Listed records:

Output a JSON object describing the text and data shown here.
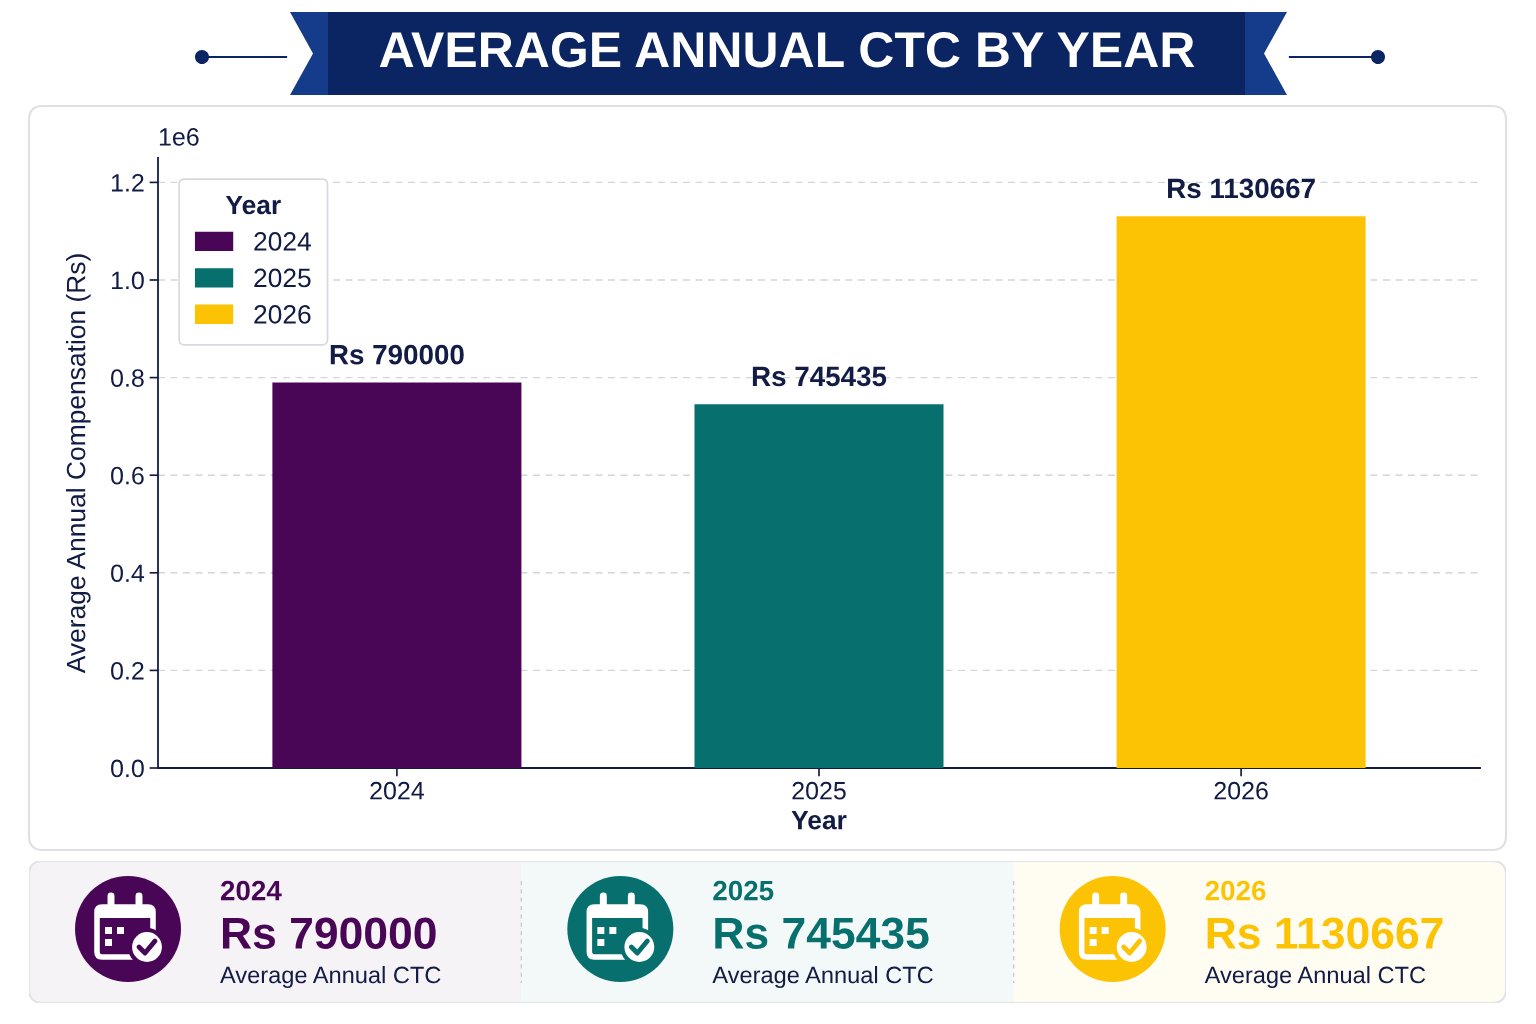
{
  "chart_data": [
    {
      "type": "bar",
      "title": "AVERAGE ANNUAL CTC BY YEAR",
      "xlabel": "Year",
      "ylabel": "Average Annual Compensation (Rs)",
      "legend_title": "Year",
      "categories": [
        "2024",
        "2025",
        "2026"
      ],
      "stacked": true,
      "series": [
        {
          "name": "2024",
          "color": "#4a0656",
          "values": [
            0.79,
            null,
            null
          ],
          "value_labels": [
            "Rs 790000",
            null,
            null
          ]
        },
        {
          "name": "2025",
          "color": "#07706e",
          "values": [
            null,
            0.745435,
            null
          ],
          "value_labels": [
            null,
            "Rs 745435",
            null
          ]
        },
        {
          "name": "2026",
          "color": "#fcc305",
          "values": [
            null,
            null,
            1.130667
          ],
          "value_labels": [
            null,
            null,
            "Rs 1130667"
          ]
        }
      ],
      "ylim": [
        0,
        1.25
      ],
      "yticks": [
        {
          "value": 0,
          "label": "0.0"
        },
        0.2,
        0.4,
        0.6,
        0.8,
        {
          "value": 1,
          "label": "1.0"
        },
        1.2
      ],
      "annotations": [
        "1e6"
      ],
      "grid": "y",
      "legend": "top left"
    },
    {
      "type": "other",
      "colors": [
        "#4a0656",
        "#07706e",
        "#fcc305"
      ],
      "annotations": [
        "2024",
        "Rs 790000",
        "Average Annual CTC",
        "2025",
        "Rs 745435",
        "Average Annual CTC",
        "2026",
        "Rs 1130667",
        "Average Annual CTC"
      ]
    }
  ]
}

Brief:
Reproduce every line precisely as given, omitting all pictures.

Reply to the exercise:
Output a JSON object describing the text and data shown here.
{
  "chart_data": [
    {
      "type": "bar",
      "title": "AVERAGE ANNUAL CTC BY YEAR",
      "xlabel": "Year",
      "ylabel": "Average Annual Compensation (Rs)",
      "legend_title": "Year",
      "categories": [
        "2024",
        "2025",
        "2026"
      ],
      "stacked": true,
      "series": [
        {
          "name": "2024",
          "color": "#4a0656",
          "values": [
            0.79,
            null,
            null
          ],
          "value_labels": [
            "Rs 790000",
            null,
            null
          ]
        },
        {
          "name": "2025",
          "color": "#07706e",
          "values": [
            null,
            0.745435,
            null
          ],
          "value_labels": [
            null,
            "Rs 745435",
            null
          ]
        },
        {
          "name": "2026",
          "color": "#fcc305",
          "values": [
            null,
            null,
            1.130667
          ],
          "value_labels": [
            null,
            null,
            "Rs 1130667"
          ]
        }
      ],
      "ylim": [
        0,
        1.25
      ],
      "yticks": [
        {
          "value": 0,
          "label": "0.0"
        },
        0.2,
        0.4,
        0.6,
        0.8,
        {
          "value": 1,
          "label": "1.0"
        },
        1.2
      ],
      "annotations": [
        "1e6"
      ],
      "grid": "y",
      "legend": "top left"
    },
    {
      "type": "other",
      "colors": [
        "#4a0656",
        "#07706e",
        "#fcc305"
      ],
      "annotations": [
        "2024",
        "Rs 790000",
        "Average Annual CTC",
        "2025",
        "Rs 745435",
        "Average Annual CTC",
        "2026",
        "Rs 1130667",
        "Average Annual CTC"
      ]
    }
  ]
}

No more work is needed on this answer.